[WORK TO DO]: Where a line contains the word "ISCCP", copy that line in full.

[SUPPLIED RECORDS]:
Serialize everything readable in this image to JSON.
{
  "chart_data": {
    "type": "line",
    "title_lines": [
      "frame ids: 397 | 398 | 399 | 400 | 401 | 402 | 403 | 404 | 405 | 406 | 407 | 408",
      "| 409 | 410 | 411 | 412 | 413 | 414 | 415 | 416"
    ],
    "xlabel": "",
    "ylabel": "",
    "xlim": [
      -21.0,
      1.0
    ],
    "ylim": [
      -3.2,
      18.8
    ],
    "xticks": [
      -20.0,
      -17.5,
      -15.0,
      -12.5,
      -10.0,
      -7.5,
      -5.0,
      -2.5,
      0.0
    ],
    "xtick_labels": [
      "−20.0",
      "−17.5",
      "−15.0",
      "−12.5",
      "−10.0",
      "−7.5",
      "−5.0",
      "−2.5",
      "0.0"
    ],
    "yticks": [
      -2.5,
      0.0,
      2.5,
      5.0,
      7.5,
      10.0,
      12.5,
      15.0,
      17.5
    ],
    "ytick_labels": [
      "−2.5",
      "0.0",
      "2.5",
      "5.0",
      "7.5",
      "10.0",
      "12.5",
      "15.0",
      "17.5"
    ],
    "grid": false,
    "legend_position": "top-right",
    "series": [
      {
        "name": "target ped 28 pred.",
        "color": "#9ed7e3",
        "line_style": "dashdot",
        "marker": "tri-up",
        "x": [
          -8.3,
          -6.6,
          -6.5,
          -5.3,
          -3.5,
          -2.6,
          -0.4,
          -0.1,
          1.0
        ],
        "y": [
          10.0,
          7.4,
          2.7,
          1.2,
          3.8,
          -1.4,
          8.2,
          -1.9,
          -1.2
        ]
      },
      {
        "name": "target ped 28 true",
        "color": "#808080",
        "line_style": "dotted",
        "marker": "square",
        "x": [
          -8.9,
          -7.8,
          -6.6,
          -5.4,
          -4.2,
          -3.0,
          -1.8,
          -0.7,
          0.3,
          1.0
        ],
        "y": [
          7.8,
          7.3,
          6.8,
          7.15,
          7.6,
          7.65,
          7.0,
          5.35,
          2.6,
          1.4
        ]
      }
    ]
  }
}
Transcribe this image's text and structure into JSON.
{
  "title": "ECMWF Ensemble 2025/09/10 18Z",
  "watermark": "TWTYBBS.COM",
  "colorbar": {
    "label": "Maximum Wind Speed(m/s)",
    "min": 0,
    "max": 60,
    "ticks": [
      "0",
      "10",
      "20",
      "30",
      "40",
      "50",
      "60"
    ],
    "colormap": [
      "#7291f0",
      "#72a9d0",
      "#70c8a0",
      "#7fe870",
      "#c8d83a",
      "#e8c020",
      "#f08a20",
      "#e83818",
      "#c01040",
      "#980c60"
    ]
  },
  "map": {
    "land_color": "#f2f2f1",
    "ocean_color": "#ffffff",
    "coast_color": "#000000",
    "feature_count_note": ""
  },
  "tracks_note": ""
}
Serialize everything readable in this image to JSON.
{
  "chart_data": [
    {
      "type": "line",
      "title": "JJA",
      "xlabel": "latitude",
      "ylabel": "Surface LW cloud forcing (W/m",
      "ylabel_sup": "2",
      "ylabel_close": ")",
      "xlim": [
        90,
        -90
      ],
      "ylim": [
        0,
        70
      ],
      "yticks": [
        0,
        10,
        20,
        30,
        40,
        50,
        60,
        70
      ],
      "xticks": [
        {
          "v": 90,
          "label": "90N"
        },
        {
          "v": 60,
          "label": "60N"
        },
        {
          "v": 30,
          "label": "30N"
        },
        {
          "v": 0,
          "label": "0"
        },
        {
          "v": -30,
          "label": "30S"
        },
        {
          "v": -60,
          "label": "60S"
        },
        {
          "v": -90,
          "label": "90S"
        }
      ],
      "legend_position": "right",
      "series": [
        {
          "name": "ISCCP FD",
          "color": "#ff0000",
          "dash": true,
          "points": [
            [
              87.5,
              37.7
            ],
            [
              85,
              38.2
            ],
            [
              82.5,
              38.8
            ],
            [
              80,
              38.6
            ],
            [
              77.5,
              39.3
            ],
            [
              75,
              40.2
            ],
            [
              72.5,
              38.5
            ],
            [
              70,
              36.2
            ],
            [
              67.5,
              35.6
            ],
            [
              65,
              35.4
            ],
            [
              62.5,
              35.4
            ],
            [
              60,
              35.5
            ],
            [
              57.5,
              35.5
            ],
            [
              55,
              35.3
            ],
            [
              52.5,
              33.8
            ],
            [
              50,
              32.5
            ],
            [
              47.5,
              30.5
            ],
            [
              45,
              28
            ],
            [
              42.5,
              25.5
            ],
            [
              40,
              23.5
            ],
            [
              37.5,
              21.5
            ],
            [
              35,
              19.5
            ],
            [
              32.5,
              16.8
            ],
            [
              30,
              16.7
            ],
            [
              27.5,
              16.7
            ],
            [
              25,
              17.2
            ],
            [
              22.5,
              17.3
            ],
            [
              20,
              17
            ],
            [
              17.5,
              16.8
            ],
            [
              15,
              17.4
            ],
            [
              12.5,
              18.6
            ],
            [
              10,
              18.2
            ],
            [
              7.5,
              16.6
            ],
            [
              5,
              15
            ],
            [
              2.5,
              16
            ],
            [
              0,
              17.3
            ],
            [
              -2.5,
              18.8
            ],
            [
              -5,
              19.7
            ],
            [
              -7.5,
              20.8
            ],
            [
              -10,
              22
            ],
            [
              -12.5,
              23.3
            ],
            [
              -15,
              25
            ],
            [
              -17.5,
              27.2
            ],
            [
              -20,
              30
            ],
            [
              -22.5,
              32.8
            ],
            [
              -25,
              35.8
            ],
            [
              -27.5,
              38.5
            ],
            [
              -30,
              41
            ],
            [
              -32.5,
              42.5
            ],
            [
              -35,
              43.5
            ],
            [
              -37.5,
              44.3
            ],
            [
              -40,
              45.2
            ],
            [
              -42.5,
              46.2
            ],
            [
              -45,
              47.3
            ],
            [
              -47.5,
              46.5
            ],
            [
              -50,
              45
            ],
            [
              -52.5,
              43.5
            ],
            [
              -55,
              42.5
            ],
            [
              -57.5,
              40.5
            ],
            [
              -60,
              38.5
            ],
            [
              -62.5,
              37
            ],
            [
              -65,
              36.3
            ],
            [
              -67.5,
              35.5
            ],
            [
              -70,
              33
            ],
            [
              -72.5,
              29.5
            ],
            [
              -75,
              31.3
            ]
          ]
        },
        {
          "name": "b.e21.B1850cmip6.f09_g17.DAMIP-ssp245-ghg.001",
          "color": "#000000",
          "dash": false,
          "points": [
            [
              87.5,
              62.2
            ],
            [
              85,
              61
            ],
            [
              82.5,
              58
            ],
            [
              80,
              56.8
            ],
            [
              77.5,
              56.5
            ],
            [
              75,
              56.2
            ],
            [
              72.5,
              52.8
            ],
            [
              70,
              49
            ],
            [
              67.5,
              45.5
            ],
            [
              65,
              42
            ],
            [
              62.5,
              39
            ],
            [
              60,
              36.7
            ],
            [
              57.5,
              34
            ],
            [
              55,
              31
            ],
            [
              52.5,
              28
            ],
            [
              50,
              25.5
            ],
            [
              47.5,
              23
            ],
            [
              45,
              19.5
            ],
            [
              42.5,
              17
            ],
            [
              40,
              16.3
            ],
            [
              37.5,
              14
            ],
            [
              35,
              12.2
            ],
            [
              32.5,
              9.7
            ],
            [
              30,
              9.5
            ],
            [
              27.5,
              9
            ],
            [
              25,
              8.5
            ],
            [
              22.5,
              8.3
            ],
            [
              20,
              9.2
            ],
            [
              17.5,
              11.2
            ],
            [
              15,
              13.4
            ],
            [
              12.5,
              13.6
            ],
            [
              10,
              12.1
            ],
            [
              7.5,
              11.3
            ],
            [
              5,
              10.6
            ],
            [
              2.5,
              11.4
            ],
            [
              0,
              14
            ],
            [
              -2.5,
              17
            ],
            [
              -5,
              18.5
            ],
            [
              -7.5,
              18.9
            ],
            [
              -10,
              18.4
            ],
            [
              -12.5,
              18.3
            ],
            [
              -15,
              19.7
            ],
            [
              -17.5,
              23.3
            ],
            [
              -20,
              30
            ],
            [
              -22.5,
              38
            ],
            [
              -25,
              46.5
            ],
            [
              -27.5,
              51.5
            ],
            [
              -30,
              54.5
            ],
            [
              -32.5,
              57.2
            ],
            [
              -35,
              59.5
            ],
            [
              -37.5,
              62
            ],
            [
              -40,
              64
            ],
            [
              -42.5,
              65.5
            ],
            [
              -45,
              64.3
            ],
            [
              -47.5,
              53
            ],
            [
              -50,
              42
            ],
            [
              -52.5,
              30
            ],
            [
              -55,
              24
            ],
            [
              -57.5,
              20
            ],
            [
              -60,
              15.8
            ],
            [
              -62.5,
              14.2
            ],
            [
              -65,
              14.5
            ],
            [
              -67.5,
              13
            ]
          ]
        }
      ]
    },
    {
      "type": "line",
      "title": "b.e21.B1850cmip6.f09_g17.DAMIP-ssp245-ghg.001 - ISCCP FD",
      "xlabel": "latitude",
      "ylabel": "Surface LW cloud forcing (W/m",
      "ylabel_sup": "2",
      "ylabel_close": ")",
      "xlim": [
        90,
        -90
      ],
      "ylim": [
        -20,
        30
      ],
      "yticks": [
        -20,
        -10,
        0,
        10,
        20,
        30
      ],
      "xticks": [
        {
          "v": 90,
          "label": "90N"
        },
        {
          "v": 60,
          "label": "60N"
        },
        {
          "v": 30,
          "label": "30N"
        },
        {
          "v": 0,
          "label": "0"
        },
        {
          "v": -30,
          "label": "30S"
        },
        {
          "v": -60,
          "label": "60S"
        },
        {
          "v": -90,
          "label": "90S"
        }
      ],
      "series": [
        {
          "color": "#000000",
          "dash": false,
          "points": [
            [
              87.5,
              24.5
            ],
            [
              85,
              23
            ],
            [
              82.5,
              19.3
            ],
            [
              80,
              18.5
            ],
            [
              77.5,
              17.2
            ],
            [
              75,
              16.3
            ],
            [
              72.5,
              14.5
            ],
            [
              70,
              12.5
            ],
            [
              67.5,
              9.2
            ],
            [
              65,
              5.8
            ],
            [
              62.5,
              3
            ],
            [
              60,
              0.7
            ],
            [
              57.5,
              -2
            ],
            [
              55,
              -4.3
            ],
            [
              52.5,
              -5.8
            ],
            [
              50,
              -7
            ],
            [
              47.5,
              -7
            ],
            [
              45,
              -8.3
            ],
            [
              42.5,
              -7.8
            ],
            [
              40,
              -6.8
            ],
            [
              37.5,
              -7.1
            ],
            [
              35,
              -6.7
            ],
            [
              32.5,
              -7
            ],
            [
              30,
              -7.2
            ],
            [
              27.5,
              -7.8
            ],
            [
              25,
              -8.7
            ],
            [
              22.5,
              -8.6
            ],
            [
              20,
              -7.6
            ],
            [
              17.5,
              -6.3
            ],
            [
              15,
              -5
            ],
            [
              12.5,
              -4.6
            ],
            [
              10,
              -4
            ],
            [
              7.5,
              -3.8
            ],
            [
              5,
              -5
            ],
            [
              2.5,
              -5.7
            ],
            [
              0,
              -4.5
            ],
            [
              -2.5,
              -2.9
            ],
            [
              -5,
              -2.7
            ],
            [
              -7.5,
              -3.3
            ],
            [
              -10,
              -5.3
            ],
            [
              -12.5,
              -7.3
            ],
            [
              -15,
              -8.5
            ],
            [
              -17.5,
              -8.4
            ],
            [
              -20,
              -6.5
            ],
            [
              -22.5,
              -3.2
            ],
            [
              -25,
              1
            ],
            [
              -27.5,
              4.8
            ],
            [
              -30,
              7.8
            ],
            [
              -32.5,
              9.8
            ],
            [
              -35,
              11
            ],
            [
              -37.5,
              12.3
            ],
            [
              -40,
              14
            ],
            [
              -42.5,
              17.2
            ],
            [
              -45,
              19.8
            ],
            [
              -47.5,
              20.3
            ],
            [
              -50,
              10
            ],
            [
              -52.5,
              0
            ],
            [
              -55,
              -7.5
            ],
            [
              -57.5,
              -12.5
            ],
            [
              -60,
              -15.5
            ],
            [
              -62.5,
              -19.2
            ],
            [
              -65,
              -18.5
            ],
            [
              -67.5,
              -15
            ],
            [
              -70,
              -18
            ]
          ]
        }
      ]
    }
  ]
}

[WORKED SOLUTION]:
          "name": "ISCCP FD",
      "title": "b.e21.B1850cmip6.f09_g17.DAMIP-ssp245-ghg.001 - ISCCP FD",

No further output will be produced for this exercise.